**DATA LINES:**
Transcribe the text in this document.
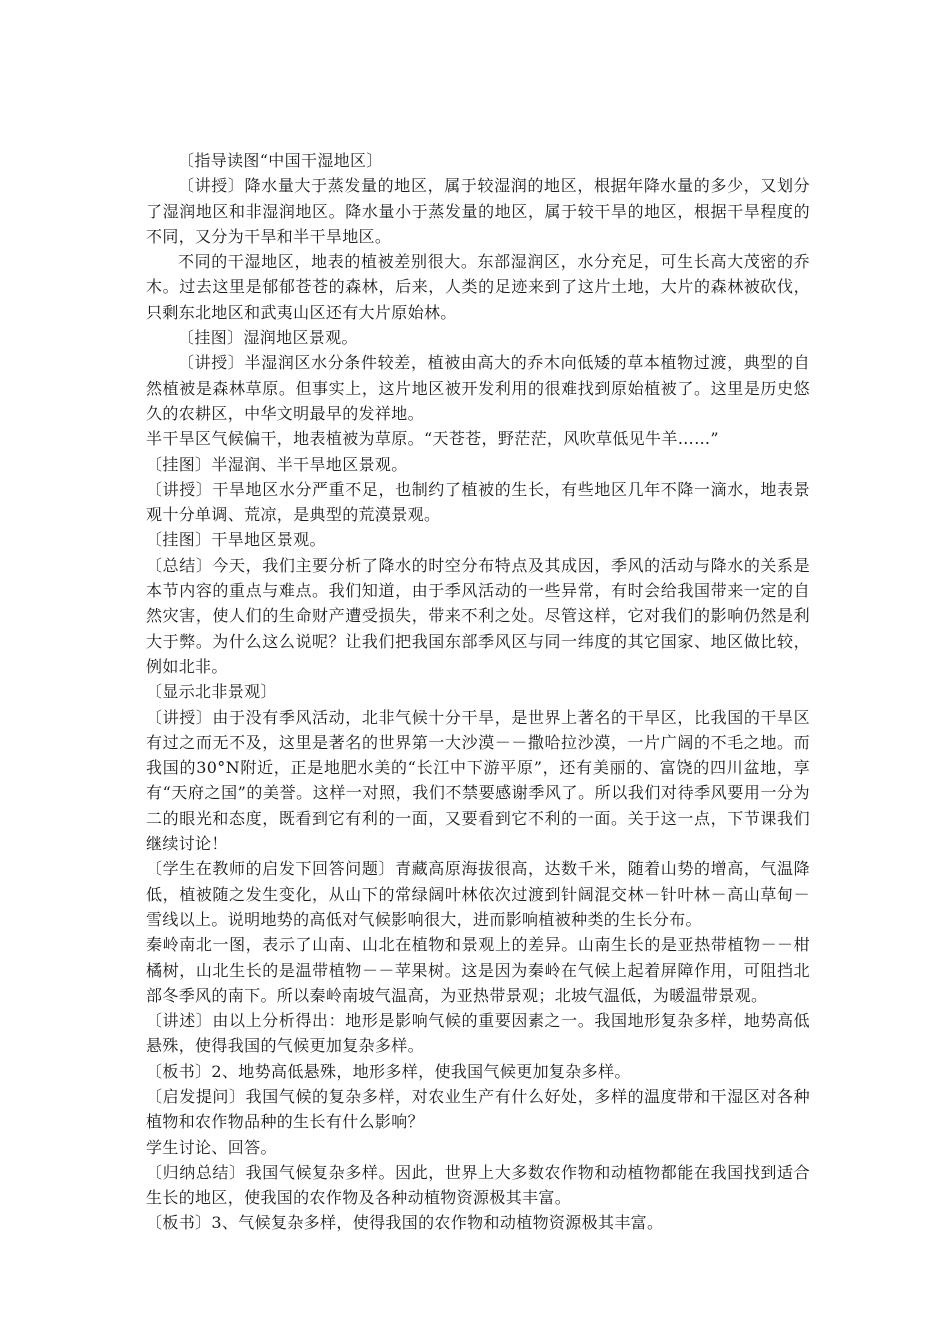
〔指导读图“中国干湿地区〕

〔讲授〕降水量大于蒸发量的地区，属于较湿润的地区，根据年降水量的多少，又划分了湿润地区和非湿润地区。降水量小于蒸发量的地区，属于较干旱的地区，根据干旱程度的不同，又分为干旱和半干旱地区。

不同的干湿地区，地表的植被差别很大。东部湿润区，水分充足，可生长高大茂密的乔木。过去这里是郁郁苍苍的森林，后来，人类的足迹来到了这片土地，大片的森林被砍伐，只剩东北地区和武夷山区还有大片原始林。

〔挂图〕湿润地区景观。

〔讲授〕半湿润区水分条件较差，植被由高大的乔木向低矮的草本植物过渡，典型的自然植被是森林草原。但事实上，这片地区被开发利用的很难找到原始植被了。这里是历史悠久的农耕区，中华文明最早的发祥地。

半干旱区气候偏干，地表植被为草原。“天苍苍，野茫茫，风吹草低见牛羊……”

〔挂图〕半湿润、半干旱地区景观。

〔讲授〕干旱地区水分严重不足，也制约了植被的生长，有些地区几年不降一滴水，地表景观十分单调、荒凉，是典型的荒漠景观。

〔挂图〕干旱地区景观。

〔总结〕今天，我们主要分析了降水的时空分布特点及其成因，季风的活动与降水的关系是本节内容的重点与难点。我们知道，由于季风活动的一些异常，有时会给我国带来一定的自然灾害，使人们的生命财产遭受损失，带来不利之处。尽管这样，它对我们的影响仍然是利大于弊。为什么这么说呢？让我们把我国东部季风区与同一纬度的其它国家、地区做比较，例如北非。

〔显示北非景观〕

〔讲授〕由于没有季风活动，北非气候十分干旱，是世界上著名的干旱区，比我国的干旱区有过之而无不及，这里是著名的世界第一大沙漠－－撒哈拉沙漠，一片广阔的不毛之地。而我国的30°N附近，正是地肥水美的“长江中下游平原”，还有美丽的、富饶的四川盆地，享有“天府之国”的美誉。这样一对照，我们不禁要感谢季风了。所以我们对待季风要用一分为二的眼光和态度，既看到它有利的一面，又要看到它不利的一面。关于这一点，下节课我们继续讨论！

〔学生在教师的启发下回答问题〕青藏高原海拔很高，达数千米，随着山势的增高，气温降低，植被随之发生变化，从山下的常绿阔叶林依次过渡到针阔混交林－针叶林－高山草甸－雪线以上。说明地势的高低对气候影响很大，进而影响植被种类的生长分布。

秦岭南北一图，表示了山南、山北在植物和景观上的差异。山南生长的是亚热带植物－－柑橘树，山北生长的是温带植物－－苹果树。这是因为秦岭在气候上起着屏障作用，可阻挡北部冬季风的南下。所以秦岭南坡气温高，为亚热带景观；北坡气温低，为暖温带景观。

〔讲述〕由以上分析得出：地形是影响气候的重要因素之一。我国地形复杂多样，地势高低悬殊，使得我国的气候更加复杂多样。

〔板书〕2、地势高低悬殊，地形多样，使我国气候更加复杂多样。

〔启发提问〕我国气候的复杂多样，对农业生产有什么好处，多样的温度带和干湿区对各种植物和农作物品种的生长有什么影响？

学生讨论、回答。

〔归纳总结〕我国气候复杂多样。因此，世界上大多数农作物和动植物都能在我国找到适合生长的地区，使我国的农作物及各种动植物资源极其丰富。

〔板书〕3、气候复杂多样，使得我国的农作物和动植物资源极其丰富。
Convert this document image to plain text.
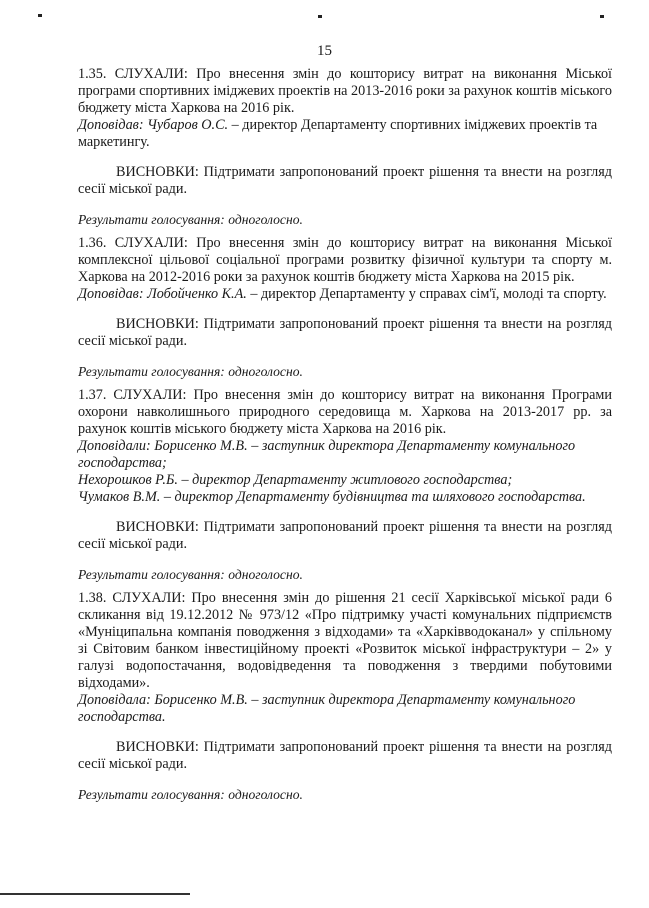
15

1.35. СЛУХАЛИ: Про внесення змін до кошторису витрат на виконання Міської програми спортивних іміджевих проектів на 2013-2016 роки за рахунок коштів міського бюджету міста Харкова на 2016 рік.

Доповідав: Чубаров О.С. – директор Департаменту спортивних іміджевих проектів та маркетингу.

ВИСНОВКИ: Підтримати запропонований проект рішення та внести на розгляд сесії міської ради.

Результати голосування: одноголосно.

1.36. СЛУХАЛИ: Про внесення змін до кошторису витрат на виконання Міської комплексної цільової соціальної програми розвитку фізичної культури та спорту м. Харкова на 2012-2016 роки за рахунок коштів бюджету міста Харкова на 2015 рік.

Доповідав: Лобойченко К.А. – директор Департаменту у справах сім'ї, молоді та спорту.

ВИСНОВКИ: Підтримати запропонований проект рішення та внести на розгляд сесії міської ради.

Результати голосування: одноголосно.

1.37. СЛУХАЛИ: Про внесення змін до кошторису витрат на виконання Програми охорони навколишнього природного середовища м. Харкова на 2013-2017 рр. за рахунок коштів міського бюджету міста Харкова на 2016 рік.

Доповідали: Борисенко М.В. – заступник директора Департаменту комунального господарства;

Нехорошков Р.Б. – директор Департаменту житлового господарства;

Чумаков В.М. – директор Департаменту будівництва та шляхового господарства.

ВИСНОВКИ: Підтримати запропонований проект рішення та внести на розгляд сесії міської ради.

Результати голосування: одноголосно.

1.38. СЛУХАЛИ: Про внесення змін до рішення 21 сесії Харківської міської ради 6 скликання від 19.12.2012 № 973/12 «Про підтримку участі комунальних підприємств «Муніципальна компанія поводження з відходами» та «Харківводоканал» у спільному зі Світовим банком інвестиційному проекті «Розвиток міської інфраструктури – 2» у галузі водопостачання, водовідведення та поводження з твердими побутовими відходами».

Доповідала: Борисенко М.В. – заступник директора Департаменту комунального господарства.

ВИСНОВКИ: Підтримати запропонований проект рішення та внести на розгляд сесії міської ради.

Результати голосування: одноголосно.
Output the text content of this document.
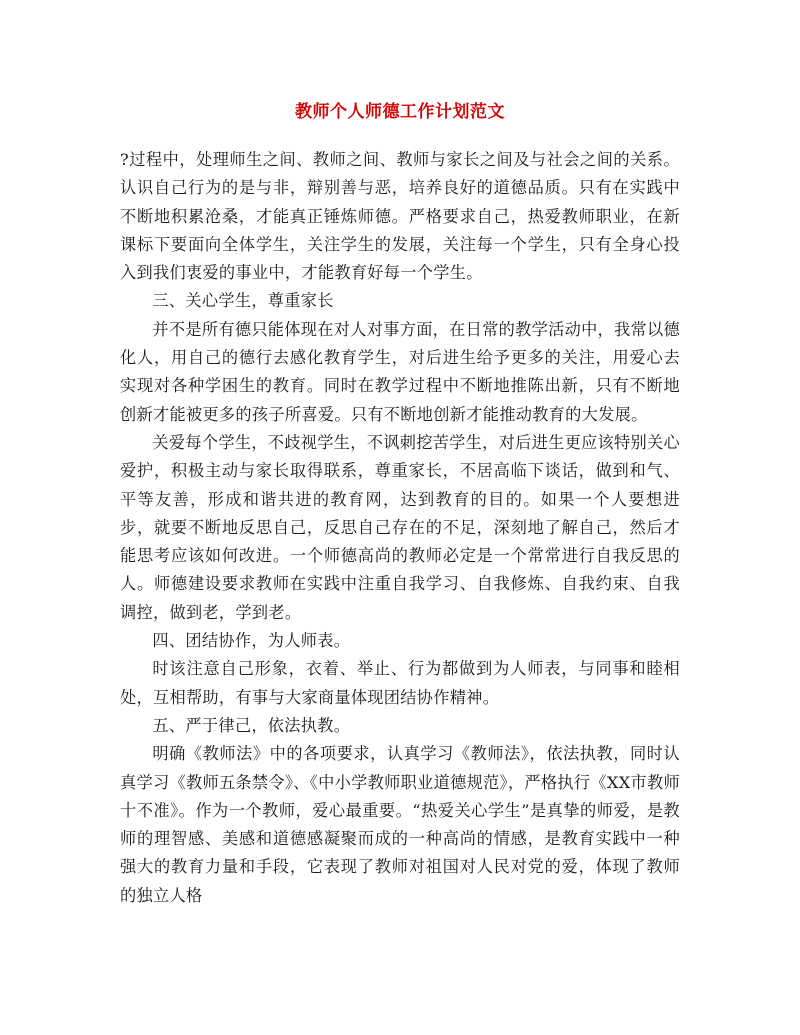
教师个人师德工作计划范文

?过程中，处理师生之间、教师之间、教师与家长之间及与社会之间的关系。认识自己行为的是与非，辩别善与恶，培养良好的道德品质。只有在实践中不断地积累沧桑，才能真正锤炼师德。严格要求自己，热爱教师职业，在新课标下要面向全体学生，关注学生的发展，关注每一个学生，只有全身心投入到我们衷爱的事业中，才能教育好每一个学生。

三、关心学生，尊重家长

并不是所有德只能体现在对人对事方面，在日常的教学活动中，我常以德化人，用自己的德行去感化教育学生，对后进生给予更多的关注，用爱心去实现对各种学困生的教育。同时在教学过程中不断地推陈出新，只有不断地创新才能被更多的孩子所喜爱。只有不断地创新才能推动教育的大发展。

关爱每个学生，不歧视学生，不讽刺挖苦学生，对后进生更应该特别关心爱护，积极主动与家长取得联系，尊重家长，不居高临下谈话，做到和气、平等友善，形成和谐共进的教育网，达到教育的目的。如果一个人要想进步，就要不断地反思自己，反思自己存在的不足，深刻地了解自己，然后才能思考应该如何改进。一个师德高尚的教师必定是一个常常进行自我反思的人。师德建设要求教师在实践中注重自我学习、自我修炼、自我约束、自我调控，做到老，学到老。

四、团结协作，为人师表。

时该注意自己形象，衣着、举止、行为都做到为人师表，与同事和睦相处，互相帮助，有事与大家商量体现团结协作精神。

五、严于律己，依法执教。

明确《教师法》中的各项要求，认真学习《教师法》，依法执教，同时认真学习《教师五条禁令》、《中小学教师职业道德规范》，严格执行《XX市教师十不准》。作为一个教师，爱心最重要。“热爱关心学生”是真挚的师爱，是教师的理智感、美感和道德感凝聚而成的一种高尚的情感，是教育实践中一种强大的教育力量和手段，它表现了教师对祖国对人民对党的爱，体现了教师的独立人格
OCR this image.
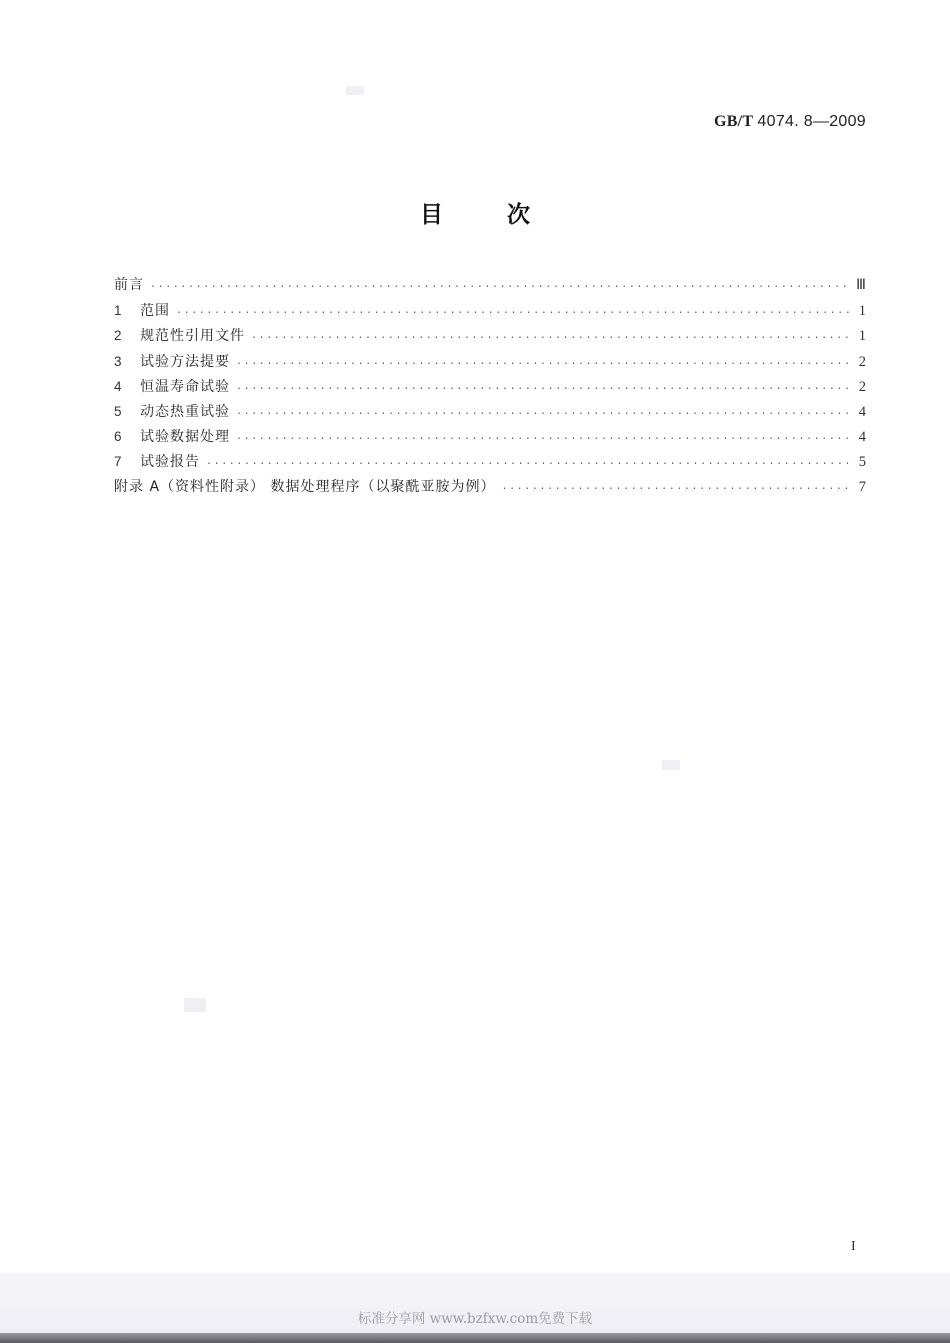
GB/T 4074. 8—2009
目	次
前言 ·····	Ⅲ
1	范围 ·····	1
2	规范性引用文件 ·····	1
3	试验方法提要 ·····	2
4	恒温寿命试验 ·····	2
5	动态热重试验 ·····	4
6	试验数据处理 ·····	4
7	试验报告 ·····	5
附录 A（资料性附录） 数据处理程序（以聚酰亚胺为例） ·····	7
I
标准分享网 www.bzfxw.com免费下载
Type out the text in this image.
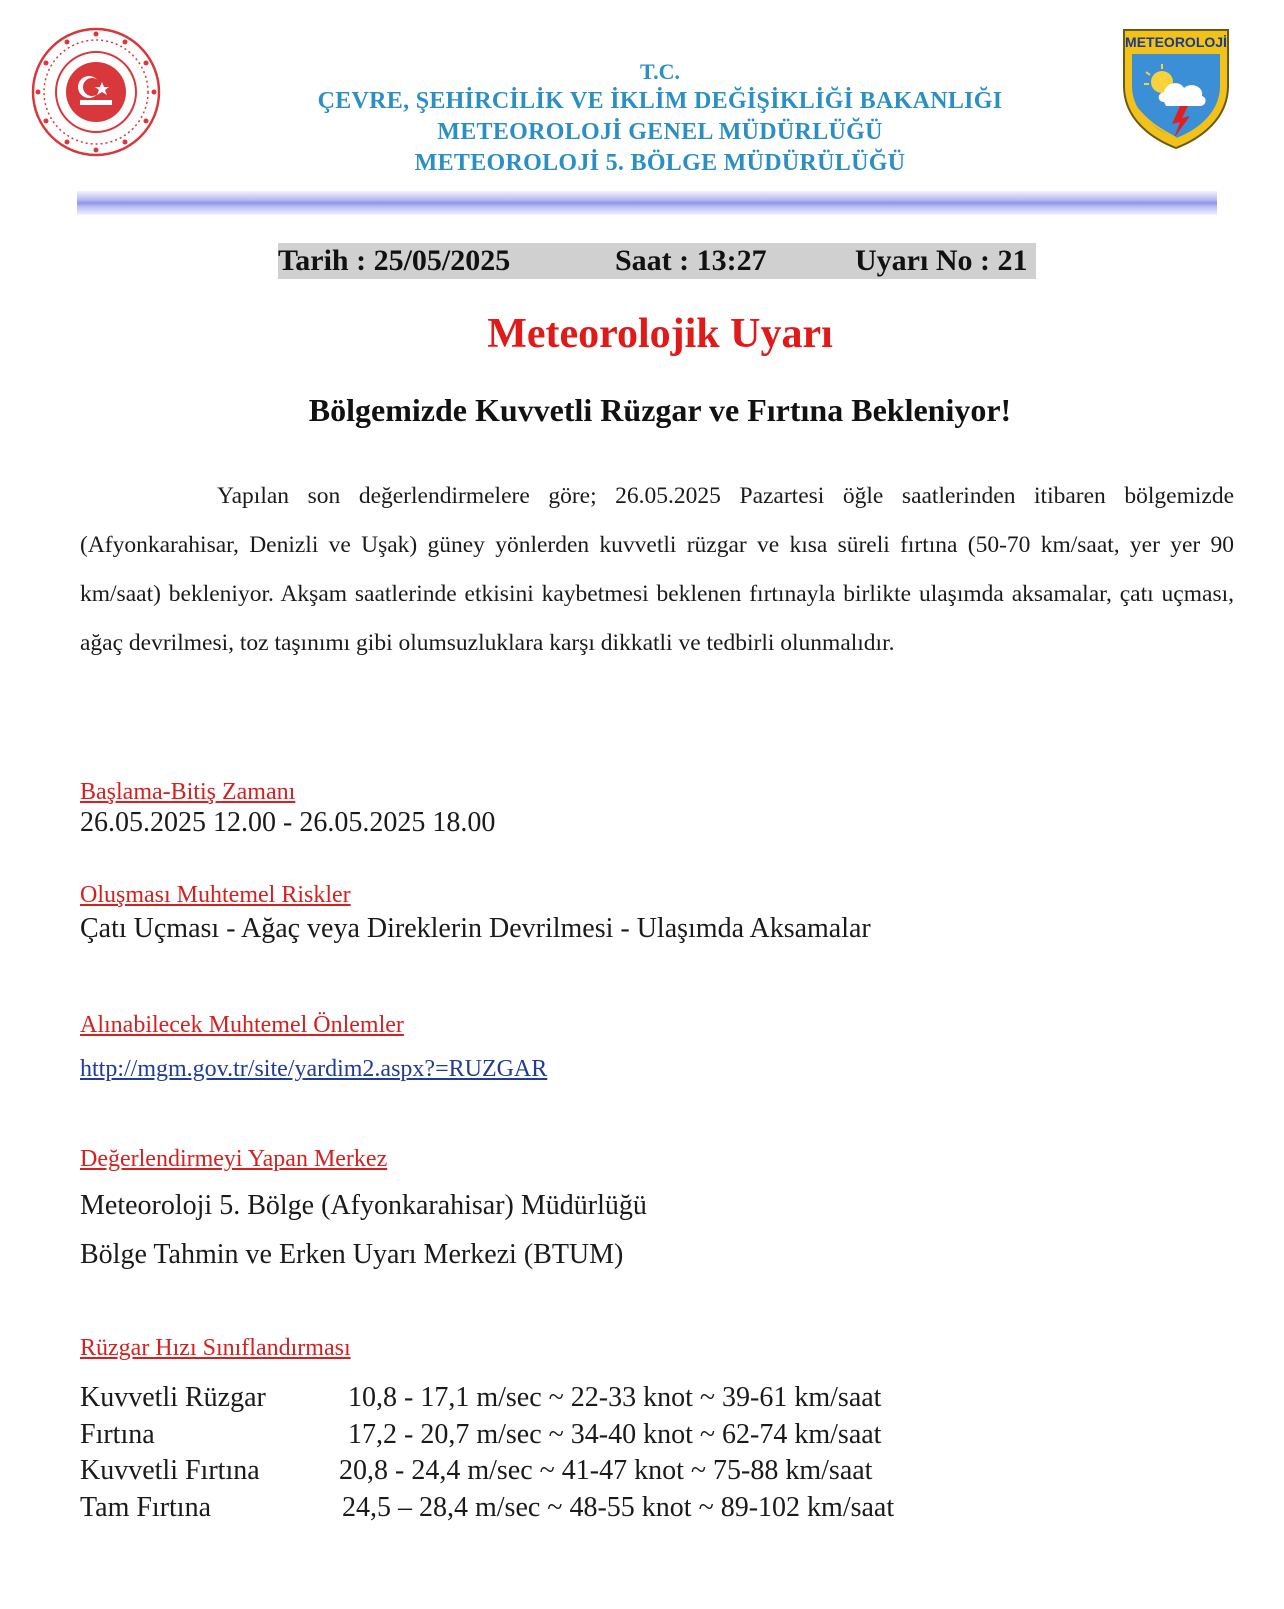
T.C.
ÇEVRE, ŞEHİRCİLİK VE İKLİM DEĞİŞİKLİĞİ BAKANLIĞI
METEOROLOJİ GENEL MÜDÜRLÜĞÜ
METEOROLOJİ 5. BÖLGE MÜDÜRÜLÜĞÜ
METEOROLOJİ
Tarih : 25/05/2025	Saat : 13:27	Uyarı No : 21
Meteorolojik Uyarı
Bölgemizde Kuvvetli Rüzgar ve Fırtına Bekleniyor!
Yapılan son değerlendirmelere göre; 26.05.2025 Pazartesi öğle saatlerinden itibaren bölgemizde (Afyonkarahisar, Denizli ve Uşak) güney yönlerden kuvvetli rüzgar ve kısa süreli fırtına (50-70 km/saat, yer yer 90 km/saat) bekleniyor. Akşam saatlerinde etkisini kaybetmesi beklenen fırtınayla birlikte ulaşımda aksamalar, çatı uçması, ağaç devrilmesi, toz taşınımı gibi olumsuzluklara karşı dikkatli ve tedbirli olunmalıdır.
Başlama-Bitiş Zamanı
26.05.2025 12.00 - 26.05.2025 18.00
Oluşması Muhtemel Riskler
Çatı Uçması - Ağaç veya Direklerin Devrilmesi - Ulaşımda Aksamalar
Alınabilecek Muhtemel Önlemler
http://mgm.gov.tr/site/yardim2.aspx?=RUZGAR
Değerlendirmeyi Yapan Merkez
Meteoroloji 5. Bölge (Afyonkarahisar) Müdürlüğü
Bölge Tahmin ve Erken Uyarı Merkezi (BTUM)
Rüzgar Hızı Sınıflandırması
Kuvvetli Rüzgar	10,8 - 17,1 m/sec ~ 22-33 knot ~ 39-61 km/saat
Fırtına	17,2 - 20,7 m/sec ~ 34-40 knot ~ 62-74 km/saat
Kuvvetli Fırtına	20,8 - 24,4 m/sec ~ 41-47 knot ~ 75-88 km/saat
Tam Fırtına	24,5 – 28,4 m/sec ~ 48-55 knot ~ 89-102 km/saat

**THE TASK:** From the listing above, copy out each line where the word "尊重家长" appears.

**OUTPUT OF THE TASK:**
三、关心学生，尊重家长
关爱每个学生，不歧视学生，不讽刺挖苦学生，对后进生更应该特别关心爱护，积极主动与家长取得联系，尊重家长，不居高临下谈话，做到和气、平等友善，形成和谐共进的教育网，达到教育的目的。如果一个人要想进步，就要不断地反思自己，反思自己存在的不足，深刻地了解自己，然后才能思考应该如何改进。一个师德高尚的教师必定是一个常常进行自我反思的人。师德建设要求教师在实践中注重自我学习、自我修炼、自我约束、自我调控，做到老，学到老。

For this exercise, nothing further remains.